%%

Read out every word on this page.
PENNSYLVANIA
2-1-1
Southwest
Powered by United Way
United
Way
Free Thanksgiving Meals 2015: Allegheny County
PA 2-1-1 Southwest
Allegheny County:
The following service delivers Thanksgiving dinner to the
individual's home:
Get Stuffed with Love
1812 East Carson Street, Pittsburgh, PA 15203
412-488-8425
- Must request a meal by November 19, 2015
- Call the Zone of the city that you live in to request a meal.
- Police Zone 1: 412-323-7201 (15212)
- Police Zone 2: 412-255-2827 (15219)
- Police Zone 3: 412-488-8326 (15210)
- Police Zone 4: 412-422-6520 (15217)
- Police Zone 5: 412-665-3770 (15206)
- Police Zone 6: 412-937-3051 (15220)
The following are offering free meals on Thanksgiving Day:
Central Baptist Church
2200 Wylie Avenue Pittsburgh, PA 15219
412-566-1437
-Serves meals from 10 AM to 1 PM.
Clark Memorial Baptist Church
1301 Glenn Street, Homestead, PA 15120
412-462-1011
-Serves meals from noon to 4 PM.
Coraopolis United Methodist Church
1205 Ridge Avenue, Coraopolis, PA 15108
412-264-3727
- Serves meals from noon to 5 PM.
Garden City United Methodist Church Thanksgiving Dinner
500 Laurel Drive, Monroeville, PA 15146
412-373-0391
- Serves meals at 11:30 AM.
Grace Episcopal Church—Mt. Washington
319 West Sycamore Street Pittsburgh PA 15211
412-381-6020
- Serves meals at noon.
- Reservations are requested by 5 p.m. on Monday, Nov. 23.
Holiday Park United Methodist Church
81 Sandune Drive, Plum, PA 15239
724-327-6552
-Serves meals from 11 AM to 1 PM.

%%

Requirement ▸ List all lines holding the string "Street".

Output below ▸
1812 East Carson Street, Pittsburgh, PA 15203
1301 Glenn Street, Homestead, PA 15120
319 West Sycamore Street Pittsburgh PA 15211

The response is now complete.